[A run of records]
● ● ● ● ●

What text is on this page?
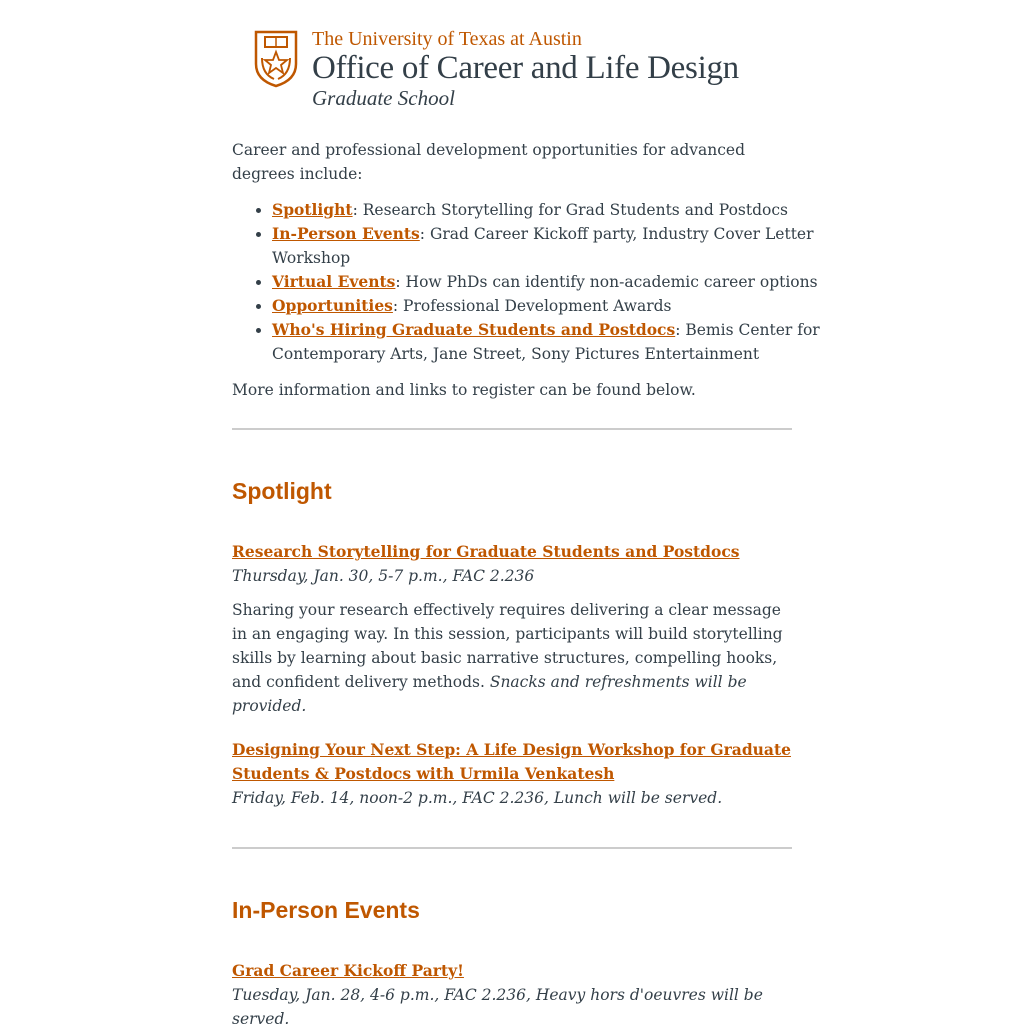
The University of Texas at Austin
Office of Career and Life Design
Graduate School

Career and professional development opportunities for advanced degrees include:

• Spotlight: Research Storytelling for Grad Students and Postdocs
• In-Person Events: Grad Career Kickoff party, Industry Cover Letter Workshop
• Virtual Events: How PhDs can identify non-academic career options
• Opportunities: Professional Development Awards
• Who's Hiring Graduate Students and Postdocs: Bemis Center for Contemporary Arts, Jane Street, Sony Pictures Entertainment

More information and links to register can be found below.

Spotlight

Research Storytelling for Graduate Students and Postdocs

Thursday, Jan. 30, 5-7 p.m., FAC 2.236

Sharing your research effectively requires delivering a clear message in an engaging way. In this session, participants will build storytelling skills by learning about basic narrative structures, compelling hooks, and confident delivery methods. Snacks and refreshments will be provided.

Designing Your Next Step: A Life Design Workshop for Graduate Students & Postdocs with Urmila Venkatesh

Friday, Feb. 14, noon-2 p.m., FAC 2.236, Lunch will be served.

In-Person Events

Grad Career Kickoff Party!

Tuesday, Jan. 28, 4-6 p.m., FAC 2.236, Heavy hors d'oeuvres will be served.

● ● ● ● ●

Given problem - Tally the lines in the records above that contain the word "Life", and give only that number.

Written answer - 2